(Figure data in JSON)
▼▼▼
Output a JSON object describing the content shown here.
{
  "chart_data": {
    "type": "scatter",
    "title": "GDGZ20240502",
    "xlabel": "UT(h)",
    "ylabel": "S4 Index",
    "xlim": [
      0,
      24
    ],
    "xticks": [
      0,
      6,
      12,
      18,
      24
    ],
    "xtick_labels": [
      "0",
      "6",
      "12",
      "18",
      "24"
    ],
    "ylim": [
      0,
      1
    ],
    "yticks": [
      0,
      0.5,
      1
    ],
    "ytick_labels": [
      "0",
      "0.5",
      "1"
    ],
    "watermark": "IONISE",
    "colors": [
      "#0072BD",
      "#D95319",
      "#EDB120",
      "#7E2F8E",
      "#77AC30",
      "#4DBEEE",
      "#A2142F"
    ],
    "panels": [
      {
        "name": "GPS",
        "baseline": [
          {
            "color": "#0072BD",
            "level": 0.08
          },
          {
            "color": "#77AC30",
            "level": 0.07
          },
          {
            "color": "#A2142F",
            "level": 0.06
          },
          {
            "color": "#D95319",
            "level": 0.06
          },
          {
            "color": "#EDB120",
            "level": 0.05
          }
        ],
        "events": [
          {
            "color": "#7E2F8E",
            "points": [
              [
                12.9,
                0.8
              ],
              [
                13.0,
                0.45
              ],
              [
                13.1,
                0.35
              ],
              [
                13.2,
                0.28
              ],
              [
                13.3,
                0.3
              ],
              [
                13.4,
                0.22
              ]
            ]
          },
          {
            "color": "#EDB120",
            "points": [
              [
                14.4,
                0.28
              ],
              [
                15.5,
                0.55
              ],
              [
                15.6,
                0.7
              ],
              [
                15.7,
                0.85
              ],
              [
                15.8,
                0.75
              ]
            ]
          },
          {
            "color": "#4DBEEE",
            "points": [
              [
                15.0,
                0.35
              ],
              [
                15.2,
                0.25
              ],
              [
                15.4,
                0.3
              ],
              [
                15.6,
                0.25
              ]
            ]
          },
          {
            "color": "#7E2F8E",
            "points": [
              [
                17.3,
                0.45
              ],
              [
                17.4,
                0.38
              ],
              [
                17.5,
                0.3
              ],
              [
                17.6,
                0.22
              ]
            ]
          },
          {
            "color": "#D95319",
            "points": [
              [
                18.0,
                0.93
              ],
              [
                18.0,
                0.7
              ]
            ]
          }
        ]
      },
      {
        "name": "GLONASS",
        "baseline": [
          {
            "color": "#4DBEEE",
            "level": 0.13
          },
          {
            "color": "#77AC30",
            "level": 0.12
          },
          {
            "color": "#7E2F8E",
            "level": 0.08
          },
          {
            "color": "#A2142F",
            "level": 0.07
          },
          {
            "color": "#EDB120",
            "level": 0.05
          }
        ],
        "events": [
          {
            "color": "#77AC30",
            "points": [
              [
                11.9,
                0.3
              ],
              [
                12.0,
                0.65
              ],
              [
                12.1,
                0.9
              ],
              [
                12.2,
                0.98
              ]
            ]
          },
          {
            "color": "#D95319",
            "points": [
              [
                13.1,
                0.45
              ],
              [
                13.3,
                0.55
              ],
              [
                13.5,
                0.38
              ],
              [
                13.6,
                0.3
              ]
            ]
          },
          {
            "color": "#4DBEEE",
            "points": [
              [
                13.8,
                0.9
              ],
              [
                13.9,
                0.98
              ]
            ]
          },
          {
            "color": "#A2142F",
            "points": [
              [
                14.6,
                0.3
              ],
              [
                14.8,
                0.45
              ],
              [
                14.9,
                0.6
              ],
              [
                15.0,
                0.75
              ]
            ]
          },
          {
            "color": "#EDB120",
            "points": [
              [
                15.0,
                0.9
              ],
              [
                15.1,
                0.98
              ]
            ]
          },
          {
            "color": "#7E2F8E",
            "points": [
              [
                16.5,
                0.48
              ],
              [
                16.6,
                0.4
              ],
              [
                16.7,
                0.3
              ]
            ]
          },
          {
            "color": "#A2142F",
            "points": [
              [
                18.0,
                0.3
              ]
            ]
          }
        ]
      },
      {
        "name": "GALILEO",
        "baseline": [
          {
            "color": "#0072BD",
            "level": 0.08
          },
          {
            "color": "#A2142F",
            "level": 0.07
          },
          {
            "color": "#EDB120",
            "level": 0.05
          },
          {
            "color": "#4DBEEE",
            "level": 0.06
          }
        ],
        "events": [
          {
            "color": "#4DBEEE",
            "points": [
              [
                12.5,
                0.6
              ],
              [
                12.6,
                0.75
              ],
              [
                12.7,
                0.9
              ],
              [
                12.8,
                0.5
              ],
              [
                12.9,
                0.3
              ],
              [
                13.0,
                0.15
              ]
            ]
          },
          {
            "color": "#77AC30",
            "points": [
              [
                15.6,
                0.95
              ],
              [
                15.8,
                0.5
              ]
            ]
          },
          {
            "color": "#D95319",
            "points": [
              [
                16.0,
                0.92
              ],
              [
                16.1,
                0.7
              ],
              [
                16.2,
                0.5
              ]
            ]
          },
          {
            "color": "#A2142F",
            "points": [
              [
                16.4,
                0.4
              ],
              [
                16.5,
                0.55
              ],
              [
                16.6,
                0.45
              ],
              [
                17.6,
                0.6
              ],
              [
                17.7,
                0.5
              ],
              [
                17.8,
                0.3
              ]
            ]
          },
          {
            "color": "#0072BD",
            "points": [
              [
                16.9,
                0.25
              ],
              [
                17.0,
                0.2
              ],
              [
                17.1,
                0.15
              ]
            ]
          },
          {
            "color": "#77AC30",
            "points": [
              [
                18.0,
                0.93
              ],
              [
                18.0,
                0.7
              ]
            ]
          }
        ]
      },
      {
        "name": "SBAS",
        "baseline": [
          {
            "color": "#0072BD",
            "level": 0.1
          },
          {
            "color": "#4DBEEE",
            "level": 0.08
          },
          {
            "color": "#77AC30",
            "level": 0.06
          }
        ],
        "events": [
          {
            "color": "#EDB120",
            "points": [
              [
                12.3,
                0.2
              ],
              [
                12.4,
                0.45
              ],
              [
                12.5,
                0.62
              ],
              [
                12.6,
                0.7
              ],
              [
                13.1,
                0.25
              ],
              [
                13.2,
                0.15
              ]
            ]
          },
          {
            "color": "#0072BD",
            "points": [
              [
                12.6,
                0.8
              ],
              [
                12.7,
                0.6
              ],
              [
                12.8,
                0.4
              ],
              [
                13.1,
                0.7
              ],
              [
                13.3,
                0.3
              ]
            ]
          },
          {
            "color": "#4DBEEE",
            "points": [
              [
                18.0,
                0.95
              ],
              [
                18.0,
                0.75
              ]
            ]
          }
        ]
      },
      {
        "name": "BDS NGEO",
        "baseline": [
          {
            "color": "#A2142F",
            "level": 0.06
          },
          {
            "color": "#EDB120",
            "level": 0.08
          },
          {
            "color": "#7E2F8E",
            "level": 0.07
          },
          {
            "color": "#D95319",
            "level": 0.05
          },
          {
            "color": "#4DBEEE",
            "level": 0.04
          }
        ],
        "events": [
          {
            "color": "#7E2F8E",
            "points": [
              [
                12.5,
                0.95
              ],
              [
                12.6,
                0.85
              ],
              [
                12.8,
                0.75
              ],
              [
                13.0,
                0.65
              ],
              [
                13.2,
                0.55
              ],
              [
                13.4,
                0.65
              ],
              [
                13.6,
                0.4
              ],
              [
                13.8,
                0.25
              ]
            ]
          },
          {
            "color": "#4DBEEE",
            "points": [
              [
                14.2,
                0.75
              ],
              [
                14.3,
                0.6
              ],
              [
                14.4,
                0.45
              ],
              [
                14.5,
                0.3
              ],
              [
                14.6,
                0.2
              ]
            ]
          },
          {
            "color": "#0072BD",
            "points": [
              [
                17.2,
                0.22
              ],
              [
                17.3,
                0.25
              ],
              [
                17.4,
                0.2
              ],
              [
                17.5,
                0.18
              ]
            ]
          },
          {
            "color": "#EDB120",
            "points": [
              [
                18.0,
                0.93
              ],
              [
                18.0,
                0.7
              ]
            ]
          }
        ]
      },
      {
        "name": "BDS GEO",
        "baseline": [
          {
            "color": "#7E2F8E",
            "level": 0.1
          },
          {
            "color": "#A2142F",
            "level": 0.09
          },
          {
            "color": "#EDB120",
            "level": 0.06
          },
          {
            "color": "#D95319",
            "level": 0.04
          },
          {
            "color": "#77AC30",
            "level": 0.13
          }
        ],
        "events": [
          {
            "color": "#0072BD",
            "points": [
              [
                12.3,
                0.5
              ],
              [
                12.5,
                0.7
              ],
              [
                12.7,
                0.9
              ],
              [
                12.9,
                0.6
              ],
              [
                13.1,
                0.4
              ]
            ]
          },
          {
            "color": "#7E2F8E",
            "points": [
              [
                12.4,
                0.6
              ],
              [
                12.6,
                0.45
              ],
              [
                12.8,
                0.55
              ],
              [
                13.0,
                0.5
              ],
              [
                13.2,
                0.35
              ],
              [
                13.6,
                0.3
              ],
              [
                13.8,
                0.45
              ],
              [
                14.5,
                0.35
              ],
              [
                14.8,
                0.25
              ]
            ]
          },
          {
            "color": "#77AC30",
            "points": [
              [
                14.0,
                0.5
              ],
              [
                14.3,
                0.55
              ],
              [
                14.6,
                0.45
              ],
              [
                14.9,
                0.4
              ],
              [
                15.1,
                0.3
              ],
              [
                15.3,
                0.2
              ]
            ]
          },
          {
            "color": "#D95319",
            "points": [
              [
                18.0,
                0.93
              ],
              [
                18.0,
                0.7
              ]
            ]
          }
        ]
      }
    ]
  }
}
▲▲▲
Task goal:
Examine the records and pull out every line where the string "name" occurs.

Written answer:
        "name": "GPS",
        "name": "GLONASS",
        "name": "GALILEO",
        "name": "SBAS",
        "name": "BDS NGEO",
        "name": "BDS GEO",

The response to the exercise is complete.